■ Task to complete
From the entries below, copy every line that holds the word "posts".

■ The data
--*--
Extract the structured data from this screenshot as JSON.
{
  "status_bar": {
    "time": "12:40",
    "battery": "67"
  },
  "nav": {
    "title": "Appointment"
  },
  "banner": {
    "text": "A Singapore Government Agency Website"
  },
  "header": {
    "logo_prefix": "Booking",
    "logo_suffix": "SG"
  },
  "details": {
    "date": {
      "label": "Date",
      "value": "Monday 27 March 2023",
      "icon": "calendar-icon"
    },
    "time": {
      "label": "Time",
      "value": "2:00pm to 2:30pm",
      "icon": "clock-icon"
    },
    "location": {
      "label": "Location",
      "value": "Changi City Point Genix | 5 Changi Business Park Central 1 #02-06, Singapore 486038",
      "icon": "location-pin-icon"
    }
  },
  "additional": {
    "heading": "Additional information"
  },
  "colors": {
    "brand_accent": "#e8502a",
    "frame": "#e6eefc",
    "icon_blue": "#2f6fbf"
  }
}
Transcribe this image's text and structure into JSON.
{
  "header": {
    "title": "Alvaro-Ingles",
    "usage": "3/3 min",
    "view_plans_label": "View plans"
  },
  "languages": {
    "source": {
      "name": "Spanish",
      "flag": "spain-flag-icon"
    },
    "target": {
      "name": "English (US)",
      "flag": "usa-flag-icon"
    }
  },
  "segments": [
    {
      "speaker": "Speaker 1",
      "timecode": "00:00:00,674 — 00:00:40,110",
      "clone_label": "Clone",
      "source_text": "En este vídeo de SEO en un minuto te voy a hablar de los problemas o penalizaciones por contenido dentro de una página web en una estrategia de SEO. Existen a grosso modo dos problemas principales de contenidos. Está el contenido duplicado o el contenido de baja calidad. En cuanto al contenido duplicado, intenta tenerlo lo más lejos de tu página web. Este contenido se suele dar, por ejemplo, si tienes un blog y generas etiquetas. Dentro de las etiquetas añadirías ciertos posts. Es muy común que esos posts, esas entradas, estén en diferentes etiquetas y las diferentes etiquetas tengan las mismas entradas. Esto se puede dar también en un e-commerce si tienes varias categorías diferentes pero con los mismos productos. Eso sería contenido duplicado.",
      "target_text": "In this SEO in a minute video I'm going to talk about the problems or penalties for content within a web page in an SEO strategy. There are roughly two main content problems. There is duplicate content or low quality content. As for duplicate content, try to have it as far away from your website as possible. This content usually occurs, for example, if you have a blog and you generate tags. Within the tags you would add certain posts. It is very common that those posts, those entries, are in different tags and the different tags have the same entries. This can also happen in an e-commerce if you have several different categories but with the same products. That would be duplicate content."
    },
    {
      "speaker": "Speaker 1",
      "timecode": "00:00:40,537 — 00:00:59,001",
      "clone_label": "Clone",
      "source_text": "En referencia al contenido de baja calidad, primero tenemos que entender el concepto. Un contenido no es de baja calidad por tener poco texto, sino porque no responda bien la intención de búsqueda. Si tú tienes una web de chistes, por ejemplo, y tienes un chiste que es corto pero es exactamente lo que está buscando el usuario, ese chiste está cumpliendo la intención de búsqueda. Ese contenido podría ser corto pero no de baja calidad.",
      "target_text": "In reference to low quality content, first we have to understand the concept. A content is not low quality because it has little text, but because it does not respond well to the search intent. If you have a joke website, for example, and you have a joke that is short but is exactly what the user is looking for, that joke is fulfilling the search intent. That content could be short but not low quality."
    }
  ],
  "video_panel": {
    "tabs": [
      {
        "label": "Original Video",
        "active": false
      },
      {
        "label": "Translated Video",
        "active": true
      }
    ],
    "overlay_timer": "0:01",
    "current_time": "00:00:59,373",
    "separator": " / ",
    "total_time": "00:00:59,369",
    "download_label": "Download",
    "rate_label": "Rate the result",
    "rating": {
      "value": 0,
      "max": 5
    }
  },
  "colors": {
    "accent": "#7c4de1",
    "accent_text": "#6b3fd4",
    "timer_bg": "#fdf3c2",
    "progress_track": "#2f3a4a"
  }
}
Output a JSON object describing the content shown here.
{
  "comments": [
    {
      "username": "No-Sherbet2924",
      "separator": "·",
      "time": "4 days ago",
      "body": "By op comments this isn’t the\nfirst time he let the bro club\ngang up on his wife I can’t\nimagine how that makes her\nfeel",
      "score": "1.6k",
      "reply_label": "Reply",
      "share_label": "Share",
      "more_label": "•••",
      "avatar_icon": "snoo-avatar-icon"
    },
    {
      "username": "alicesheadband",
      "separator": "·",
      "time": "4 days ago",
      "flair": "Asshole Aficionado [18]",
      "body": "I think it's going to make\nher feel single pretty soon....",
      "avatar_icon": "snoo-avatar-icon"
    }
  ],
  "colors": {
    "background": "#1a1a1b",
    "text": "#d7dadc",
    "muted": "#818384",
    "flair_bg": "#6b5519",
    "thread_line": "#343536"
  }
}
--*--
■ Full solution
      "source_text": "En este vídeo de SEO en un minuto te voy a hablar de los problemas o penalizaciones por contenido dentro de una página web en una estrategia de SEO. Existen a grosso modo dos problemas principales de contenidos. Está el contenido duplicado o el contenido de baja calidad. En cuanto al contenido duplicado, intenta tenerlo lo más lejos de tu página web. Este contenido se suele dar, por ejemplo, si tienes un blog y generas etiquetas. Dentro de las etiquetas añadirías ciertos posts. Es muy común que esos posts, esas entradas, estén en diferentes etiquetas y las diferentes etiquetas tengan las mismas entradas. Esto se puede dar también en un e-commerce si tienes varias categorías diferentes pero con los mismos productos. Eso sería contenido duplicado.",
      "target_text": "In this SEO in a minute video I'm going to talk about the problems or penalties for content within a web page in an SEO strategy. There are roughly two main content problems. There is duplicate content or low quality content. As for duplicate content, try to have it as far away from your website as possible. This content usually occurs, for example, if you have a blog and you generate tags. Within the tags you would add certain posts. It is very common that those posts, those entries, are in different tags and the different tags have the same entries. This can also happen in an e-commerce if you have several different categories but with the same products. That would be duplicate content."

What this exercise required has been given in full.